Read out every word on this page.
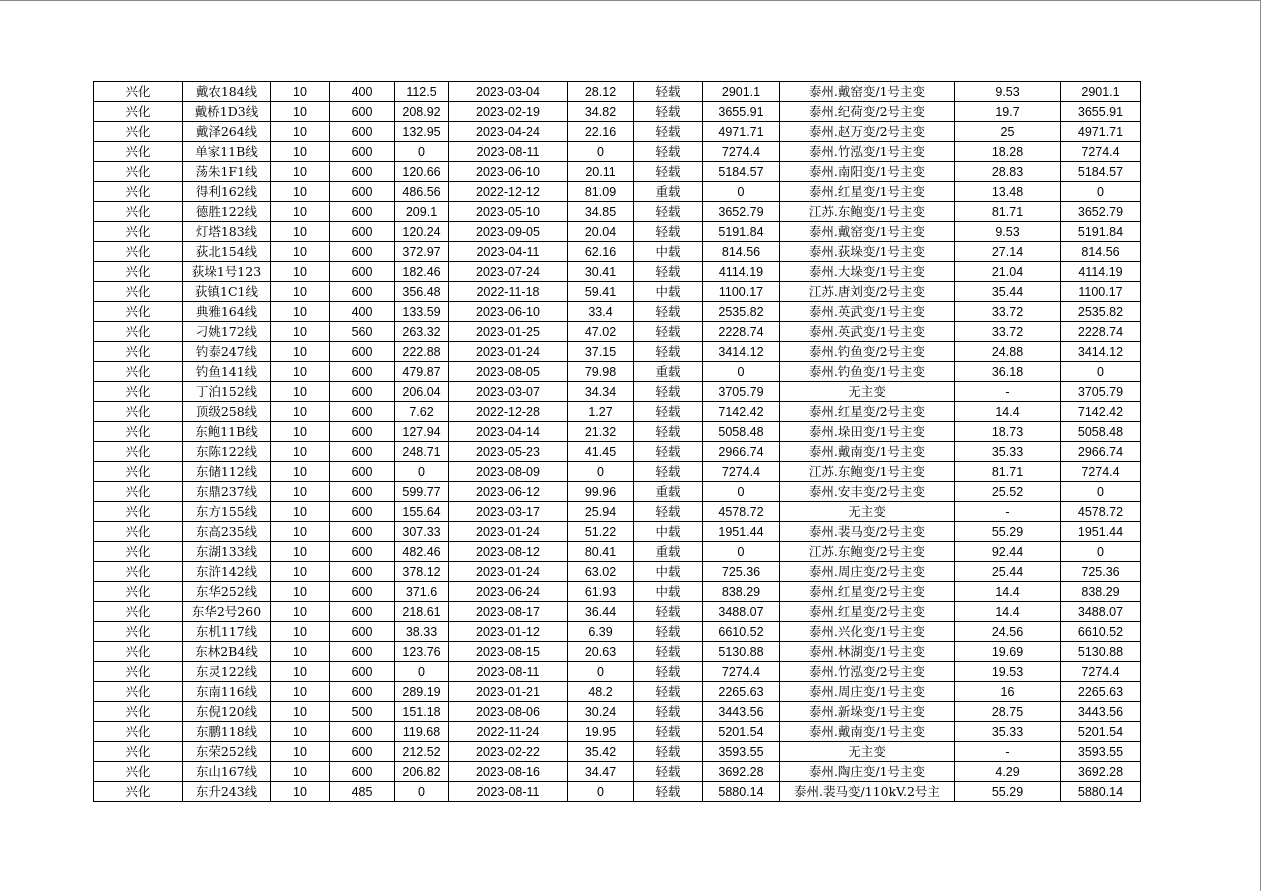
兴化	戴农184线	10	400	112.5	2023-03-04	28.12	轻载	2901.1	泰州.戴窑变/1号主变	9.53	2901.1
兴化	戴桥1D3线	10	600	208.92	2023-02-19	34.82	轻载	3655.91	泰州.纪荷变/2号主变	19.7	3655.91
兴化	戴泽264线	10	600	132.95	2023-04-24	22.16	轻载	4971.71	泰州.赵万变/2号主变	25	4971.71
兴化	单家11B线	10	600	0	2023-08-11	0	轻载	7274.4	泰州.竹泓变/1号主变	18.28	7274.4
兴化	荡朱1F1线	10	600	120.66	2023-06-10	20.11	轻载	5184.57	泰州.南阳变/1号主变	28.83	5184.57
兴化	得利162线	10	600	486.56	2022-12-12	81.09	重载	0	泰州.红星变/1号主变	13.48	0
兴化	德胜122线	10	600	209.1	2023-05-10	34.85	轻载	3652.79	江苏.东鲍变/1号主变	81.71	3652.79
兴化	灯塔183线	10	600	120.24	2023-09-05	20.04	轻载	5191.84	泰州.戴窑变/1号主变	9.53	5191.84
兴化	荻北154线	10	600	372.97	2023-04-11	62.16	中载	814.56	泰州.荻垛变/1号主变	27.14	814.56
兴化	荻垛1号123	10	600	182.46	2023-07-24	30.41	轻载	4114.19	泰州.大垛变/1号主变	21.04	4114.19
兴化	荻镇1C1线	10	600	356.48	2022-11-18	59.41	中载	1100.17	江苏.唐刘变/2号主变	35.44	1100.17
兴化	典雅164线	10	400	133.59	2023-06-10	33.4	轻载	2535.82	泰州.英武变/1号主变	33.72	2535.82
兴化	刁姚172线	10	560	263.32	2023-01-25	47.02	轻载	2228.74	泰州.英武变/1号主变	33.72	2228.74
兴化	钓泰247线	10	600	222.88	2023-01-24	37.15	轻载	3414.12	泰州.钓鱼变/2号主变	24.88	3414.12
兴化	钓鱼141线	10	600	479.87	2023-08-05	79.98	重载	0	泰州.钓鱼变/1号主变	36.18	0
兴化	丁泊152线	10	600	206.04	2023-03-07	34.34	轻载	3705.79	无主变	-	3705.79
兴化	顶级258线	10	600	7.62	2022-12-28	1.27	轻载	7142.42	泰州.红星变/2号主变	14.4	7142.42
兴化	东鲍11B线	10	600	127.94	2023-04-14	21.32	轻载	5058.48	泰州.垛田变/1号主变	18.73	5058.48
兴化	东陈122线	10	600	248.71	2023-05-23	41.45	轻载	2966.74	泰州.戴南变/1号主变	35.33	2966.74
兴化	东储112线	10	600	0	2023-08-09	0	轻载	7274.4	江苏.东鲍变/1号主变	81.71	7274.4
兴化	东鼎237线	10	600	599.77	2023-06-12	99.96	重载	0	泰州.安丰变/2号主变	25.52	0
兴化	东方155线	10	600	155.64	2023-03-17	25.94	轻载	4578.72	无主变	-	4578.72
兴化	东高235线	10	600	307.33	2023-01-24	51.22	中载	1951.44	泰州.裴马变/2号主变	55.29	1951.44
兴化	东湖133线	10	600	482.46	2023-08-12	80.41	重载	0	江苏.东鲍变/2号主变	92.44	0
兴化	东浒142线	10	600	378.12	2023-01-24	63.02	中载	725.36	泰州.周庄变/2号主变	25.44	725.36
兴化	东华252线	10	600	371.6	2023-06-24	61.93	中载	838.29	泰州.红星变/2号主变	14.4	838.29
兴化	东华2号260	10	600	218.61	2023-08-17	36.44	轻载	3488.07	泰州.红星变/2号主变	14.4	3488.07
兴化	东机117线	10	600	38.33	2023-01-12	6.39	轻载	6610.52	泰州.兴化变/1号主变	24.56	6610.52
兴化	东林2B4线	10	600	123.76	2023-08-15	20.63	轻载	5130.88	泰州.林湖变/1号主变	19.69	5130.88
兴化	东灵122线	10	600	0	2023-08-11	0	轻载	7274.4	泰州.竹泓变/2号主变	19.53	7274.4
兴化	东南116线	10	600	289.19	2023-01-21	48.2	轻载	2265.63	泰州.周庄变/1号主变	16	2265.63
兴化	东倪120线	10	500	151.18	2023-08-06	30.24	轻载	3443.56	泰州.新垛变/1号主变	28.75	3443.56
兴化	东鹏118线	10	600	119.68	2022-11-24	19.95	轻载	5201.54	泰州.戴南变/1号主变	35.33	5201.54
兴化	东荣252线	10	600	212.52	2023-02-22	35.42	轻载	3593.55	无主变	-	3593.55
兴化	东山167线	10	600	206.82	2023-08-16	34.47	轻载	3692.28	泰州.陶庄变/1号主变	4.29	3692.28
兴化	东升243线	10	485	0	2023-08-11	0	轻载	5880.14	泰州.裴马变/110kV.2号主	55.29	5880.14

___

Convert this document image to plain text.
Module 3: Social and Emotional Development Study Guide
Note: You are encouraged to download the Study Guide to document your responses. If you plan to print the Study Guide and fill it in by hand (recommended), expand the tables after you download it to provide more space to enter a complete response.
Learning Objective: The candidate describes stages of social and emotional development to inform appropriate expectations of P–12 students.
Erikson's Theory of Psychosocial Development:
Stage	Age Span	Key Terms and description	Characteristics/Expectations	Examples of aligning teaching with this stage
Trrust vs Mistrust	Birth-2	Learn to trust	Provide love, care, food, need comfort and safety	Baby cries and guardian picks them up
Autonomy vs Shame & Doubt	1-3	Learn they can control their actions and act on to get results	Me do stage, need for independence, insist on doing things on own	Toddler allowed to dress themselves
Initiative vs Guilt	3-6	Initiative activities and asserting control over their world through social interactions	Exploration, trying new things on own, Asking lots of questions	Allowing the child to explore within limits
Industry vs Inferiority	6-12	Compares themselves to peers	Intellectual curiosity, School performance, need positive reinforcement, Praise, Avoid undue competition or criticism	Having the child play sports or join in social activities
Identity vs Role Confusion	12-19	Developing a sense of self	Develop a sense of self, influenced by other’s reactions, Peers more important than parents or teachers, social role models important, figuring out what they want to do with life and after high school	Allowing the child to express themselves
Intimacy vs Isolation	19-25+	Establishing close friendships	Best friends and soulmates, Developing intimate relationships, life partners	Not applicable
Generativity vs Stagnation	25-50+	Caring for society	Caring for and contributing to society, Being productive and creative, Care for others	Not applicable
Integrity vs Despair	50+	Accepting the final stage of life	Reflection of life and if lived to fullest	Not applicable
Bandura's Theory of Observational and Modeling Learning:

___

Read the entries and pick out all lines that include the word "need".

Trrust vs Mistrust	Birth-2	Learn to trust	Provide love, care, food, need comfort and safety	Baby cries and guardian picks them up
Autonomy vs Shame & Doubt	1-3	Learn they can control their actions and act on to get results	Me do stage, need for independence, insist on doing things on own	Toddler allowed to dress themselves
Industry vs Inferiority	6-12	Compares themselves to peers	Intellectual curiosity, School performance, need positive reinforcement, Praise, Avoid undue competition or criticism	Having the child play sports or join in social activities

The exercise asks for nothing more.